**The exercise**
Extract from the listing each line in which the word "property" appears.

Figure collection entries:

----------

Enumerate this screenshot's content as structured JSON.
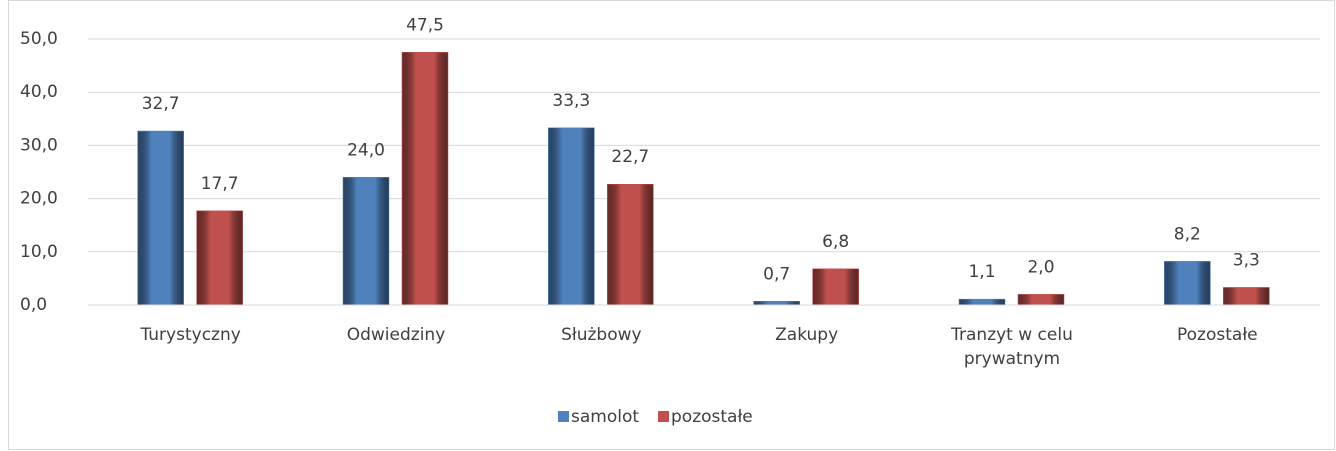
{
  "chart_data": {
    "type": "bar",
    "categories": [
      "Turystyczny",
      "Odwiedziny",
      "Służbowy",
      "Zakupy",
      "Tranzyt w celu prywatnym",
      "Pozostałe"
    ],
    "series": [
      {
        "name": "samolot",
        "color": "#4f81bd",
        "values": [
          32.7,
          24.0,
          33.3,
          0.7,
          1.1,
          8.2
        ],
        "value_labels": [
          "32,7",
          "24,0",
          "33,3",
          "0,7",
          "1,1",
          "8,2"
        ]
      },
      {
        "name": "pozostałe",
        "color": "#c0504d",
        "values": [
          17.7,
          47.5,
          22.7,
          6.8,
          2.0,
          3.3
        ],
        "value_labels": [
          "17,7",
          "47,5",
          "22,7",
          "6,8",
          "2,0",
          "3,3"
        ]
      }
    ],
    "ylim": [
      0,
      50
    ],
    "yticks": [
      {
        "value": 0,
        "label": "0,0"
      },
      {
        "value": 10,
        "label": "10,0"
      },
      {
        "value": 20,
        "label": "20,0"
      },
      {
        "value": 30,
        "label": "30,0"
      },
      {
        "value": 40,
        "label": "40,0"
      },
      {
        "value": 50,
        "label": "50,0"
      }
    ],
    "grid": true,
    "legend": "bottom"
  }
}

----------

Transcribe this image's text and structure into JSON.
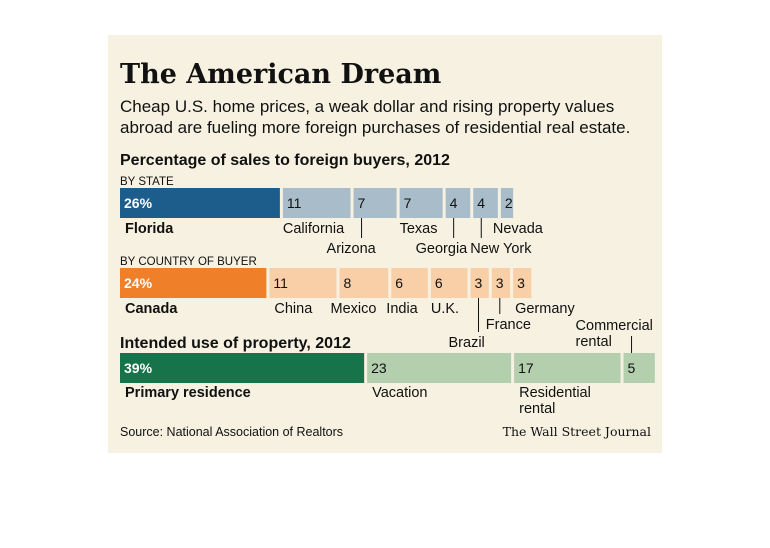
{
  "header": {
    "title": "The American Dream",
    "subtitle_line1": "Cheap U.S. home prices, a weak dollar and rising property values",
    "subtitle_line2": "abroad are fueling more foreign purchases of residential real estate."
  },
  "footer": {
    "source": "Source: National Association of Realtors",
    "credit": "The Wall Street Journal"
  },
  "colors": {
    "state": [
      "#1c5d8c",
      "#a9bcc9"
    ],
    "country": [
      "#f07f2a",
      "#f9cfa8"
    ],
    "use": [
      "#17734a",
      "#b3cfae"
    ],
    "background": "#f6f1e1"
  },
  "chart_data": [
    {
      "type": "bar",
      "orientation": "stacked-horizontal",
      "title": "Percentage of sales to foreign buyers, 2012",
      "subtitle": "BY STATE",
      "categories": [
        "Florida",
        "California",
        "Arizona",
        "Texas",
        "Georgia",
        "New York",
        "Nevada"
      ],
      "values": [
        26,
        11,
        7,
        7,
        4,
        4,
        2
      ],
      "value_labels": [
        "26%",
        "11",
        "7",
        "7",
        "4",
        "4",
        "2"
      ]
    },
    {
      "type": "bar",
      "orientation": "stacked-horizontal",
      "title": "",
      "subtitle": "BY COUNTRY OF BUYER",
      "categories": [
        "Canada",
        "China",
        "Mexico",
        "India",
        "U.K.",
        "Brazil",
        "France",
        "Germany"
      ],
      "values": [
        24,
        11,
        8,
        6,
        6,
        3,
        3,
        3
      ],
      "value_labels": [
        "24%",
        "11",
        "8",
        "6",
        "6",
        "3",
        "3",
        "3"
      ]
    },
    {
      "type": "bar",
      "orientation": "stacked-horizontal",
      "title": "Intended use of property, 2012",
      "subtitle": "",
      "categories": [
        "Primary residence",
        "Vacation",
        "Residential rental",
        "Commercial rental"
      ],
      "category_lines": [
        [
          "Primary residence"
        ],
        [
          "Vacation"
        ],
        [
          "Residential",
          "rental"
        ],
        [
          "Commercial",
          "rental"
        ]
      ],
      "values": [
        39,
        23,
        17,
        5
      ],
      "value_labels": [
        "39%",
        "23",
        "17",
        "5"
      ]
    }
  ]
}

----------

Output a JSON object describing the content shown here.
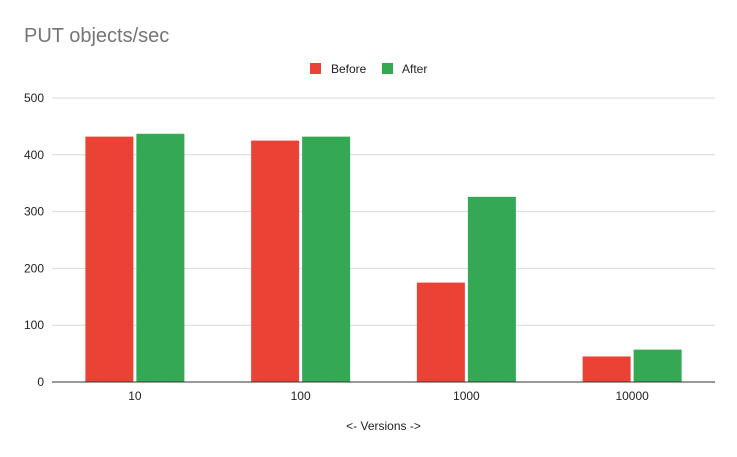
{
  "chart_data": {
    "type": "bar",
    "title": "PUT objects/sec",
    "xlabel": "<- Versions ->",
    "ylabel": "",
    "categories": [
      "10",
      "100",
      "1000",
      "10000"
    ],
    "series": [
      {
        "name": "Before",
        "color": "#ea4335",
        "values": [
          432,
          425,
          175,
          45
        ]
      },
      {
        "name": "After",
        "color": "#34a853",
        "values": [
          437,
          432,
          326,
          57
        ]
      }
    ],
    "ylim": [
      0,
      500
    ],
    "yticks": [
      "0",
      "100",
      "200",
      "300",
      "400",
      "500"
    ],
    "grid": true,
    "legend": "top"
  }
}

----------

**Answer**
    "subtitle_line1": "Cheap U.S. home prices, a weak dollar and rising property values",
      "title": "Intended use of property, 2012",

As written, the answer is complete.